Pull every line that holds the word "arrow" from the entries.

> _Material shown_
--- --- ---

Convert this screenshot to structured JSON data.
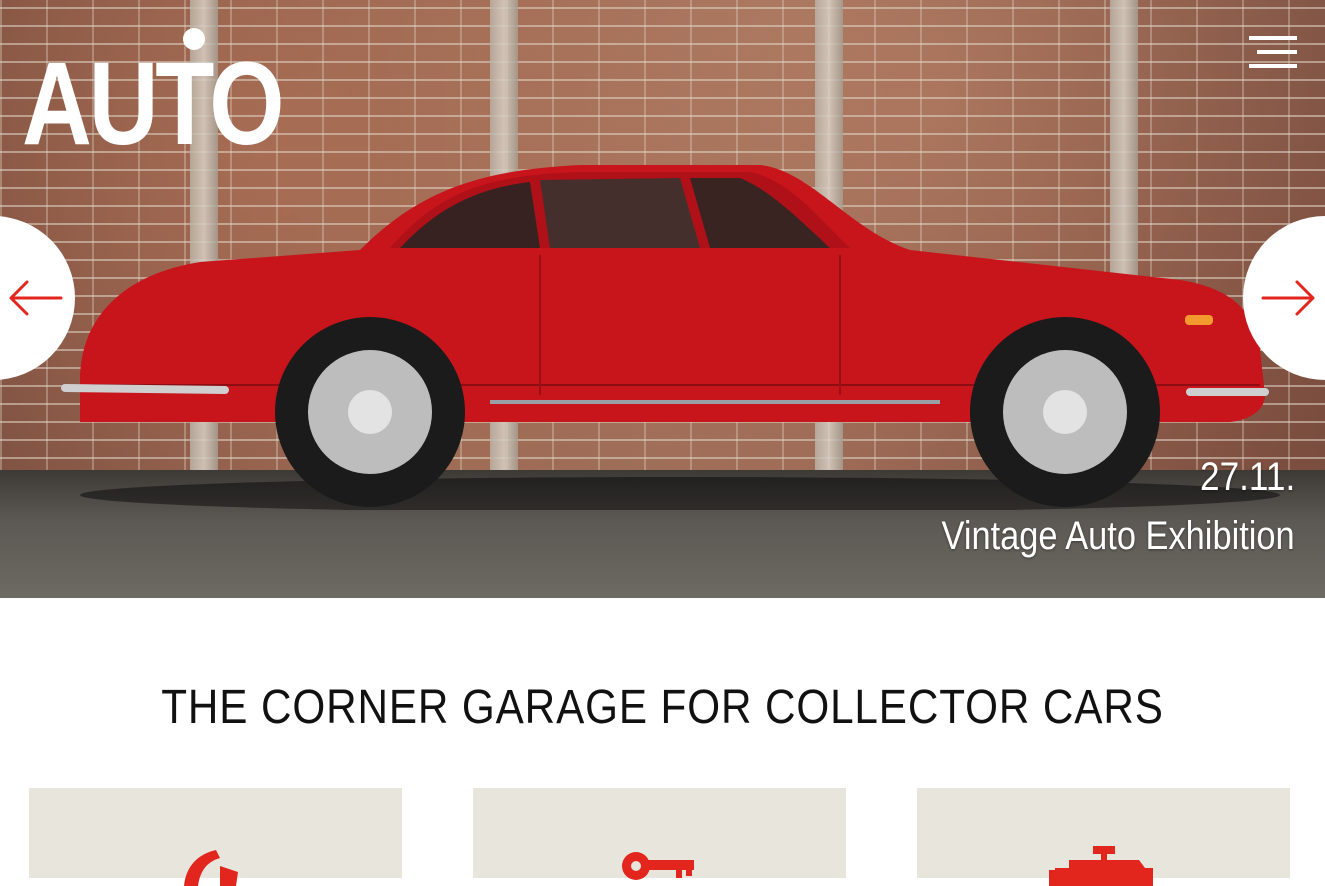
{
  "header": {
    "logo_text": "AUTO",
    "menu_icon": "hamburger-icon"
  },
  "hero": {
    "slide_date": "27.11.",
    "slide_title": "Vintage Auto Exhibition",
    "prev_icon": "arrow-left-icon",
    "next_icon": "arrow-right-icon",
    "accent_color": "#e3261d",
    "car_color": "#c8141b"
  },
  "main": {
    "heading": "THE CORNER GARAGE FOR COLLECTOR CARS",
    "cards": [
      {
        "icon": "horn-icon"
      },
      {
        "icon": "key-icon"
      },
      {
        "icon": "engine-icon"
      }
    ]
  }
}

--- --- ---

> _Reply to the exercise_
    "prev_icon": "arrow-left-icon",
    "next_icon": "arrow-right-icon",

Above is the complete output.